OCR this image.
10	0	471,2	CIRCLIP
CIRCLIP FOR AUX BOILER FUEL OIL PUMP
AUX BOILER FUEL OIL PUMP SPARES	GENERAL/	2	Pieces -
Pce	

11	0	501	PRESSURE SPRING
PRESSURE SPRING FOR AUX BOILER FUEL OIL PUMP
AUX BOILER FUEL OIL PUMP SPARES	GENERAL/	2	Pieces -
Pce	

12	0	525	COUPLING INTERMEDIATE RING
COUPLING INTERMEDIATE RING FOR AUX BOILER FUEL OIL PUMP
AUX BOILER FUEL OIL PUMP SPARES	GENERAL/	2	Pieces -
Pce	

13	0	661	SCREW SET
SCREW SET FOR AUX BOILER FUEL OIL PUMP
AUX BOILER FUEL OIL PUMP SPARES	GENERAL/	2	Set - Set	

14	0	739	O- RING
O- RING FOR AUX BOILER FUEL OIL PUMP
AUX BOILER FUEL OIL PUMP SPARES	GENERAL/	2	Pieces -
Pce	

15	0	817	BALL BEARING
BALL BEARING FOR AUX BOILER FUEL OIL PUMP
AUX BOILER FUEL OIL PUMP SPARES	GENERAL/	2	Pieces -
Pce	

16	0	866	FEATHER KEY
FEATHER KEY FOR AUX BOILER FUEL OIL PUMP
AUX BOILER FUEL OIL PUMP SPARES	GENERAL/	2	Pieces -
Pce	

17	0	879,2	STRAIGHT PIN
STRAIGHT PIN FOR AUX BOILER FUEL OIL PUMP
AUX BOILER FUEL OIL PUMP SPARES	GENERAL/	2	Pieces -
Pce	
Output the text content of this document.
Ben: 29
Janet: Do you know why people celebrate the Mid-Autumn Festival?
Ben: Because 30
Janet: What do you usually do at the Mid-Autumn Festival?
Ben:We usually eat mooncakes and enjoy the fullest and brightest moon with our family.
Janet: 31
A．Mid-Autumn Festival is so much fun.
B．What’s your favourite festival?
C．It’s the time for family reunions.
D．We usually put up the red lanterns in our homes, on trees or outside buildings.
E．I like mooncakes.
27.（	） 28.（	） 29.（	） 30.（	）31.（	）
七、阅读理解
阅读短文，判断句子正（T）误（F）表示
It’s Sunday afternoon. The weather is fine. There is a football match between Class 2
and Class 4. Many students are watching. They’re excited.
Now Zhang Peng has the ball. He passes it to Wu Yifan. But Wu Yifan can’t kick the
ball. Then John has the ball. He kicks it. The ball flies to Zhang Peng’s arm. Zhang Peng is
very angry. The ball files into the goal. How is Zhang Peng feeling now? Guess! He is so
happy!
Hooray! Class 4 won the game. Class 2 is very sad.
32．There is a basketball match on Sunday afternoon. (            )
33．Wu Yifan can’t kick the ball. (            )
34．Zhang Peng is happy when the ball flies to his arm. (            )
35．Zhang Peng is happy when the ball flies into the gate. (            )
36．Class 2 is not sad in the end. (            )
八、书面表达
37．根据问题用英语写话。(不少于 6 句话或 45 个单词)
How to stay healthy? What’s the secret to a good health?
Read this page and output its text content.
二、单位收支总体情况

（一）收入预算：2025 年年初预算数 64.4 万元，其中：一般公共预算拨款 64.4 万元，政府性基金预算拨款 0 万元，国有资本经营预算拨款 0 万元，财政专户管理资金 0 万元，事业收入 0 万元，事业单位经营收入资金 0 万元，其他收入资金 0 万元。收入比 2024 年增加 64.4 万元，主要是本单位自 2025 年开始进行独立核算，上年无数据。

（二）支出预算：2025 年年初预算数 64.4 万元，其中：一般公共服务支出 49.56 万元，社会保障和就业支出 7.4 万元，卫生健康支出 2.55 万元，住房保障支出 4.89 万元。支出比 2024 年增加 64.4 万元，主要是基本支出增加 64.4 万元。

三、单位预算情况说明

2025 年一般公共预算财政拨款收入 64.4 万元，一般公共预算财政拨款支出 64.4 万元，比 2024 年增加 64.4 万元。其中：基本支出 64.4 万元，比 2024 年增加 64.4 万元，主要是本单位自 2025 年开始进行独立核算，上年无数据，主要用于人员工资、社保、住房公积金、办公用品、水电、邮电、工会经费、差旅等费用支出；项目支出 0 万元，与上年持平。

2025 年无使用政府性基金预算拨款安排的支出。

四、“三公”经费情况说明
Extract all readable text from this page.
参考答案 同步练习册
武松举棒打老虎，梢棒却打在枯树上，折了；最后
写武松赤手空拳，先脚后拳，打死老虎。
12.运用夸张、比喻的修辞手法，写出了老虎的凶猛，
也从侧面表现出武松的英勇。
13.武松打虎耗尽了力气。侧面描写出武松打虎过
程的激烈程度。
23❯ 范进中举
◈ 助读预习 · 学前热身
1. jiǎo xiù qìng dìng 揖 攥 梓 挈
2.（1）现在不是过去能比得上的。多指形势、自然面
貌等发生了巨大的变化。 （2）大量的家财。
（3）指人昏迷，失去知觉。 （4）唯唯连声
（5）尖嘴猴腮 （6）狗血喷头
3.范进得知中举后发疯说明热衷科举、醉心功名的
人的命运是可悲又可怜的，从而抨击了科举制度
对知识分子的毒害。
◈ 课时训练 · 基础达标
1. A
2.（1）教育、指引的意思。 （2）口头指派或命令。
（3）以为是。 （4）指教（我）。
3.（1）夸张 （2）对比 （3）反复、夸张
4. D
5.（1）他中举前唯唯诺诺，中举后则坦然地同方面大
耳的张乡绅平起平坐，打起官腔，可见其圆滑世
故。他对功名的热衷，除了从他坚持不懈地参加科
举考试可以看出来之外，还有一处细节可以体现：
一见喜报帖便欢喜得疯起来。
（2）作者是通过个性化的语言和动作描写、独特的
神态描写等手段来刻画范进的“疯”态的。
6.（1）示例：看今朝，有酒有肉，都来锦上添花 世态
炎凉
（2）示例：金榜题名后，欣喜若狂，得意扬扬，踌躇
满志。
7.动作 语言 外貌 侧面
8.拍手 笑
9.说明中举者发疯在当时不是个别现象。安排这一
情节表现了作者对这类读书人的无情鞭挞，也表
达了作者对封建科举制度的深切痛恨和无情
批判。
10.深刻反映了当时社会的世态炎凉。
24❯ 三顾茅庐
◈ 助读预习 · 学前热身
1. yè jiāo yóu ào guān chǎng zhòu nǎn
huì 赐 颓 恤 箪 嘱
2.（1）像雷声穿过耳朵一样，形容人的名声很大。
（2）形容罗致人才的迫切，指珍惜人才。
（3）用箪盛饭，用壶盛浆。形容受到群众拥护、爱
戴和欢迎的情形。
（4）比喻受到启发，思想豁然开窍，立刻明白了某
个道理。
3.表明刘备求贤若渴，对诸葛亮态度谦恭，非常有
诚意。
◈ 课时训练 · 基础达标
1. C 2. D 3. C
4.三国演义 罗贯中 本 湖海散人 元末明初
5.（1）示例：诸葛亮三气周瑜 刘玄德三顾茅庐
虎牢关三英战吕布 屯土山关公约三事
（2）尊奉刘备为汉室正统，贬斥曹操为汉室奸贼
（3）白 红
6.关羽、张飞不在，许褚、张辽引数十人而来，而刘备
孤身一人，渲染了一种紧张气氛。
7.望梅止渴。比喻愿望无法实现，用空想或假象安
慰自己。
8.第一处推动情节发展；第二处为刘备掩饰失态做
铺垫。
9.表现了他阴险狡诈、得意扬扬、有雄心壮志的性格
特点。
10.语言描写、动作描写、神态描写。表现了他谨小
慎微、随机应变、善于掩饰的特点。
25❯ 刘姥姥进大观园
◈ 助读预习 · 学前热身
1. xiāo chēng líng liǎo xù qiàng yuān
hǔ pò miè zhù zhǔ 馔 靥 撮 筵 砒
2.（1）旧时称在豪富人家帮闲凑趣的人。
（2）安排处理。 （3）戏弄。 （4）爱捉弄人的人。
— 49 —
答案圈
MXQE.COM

__Aim__
Locate all lines in the listing above with the word "usually" and copy them.

__Right answer__
Janet: What do you usually do at the Mid-Autumn Festival?
Ben:We usually eat mooncakes and enjoy the fullest and brightest moon with our family.
D．We usually put up the red lanterns in our homes, on trees or outside buildings.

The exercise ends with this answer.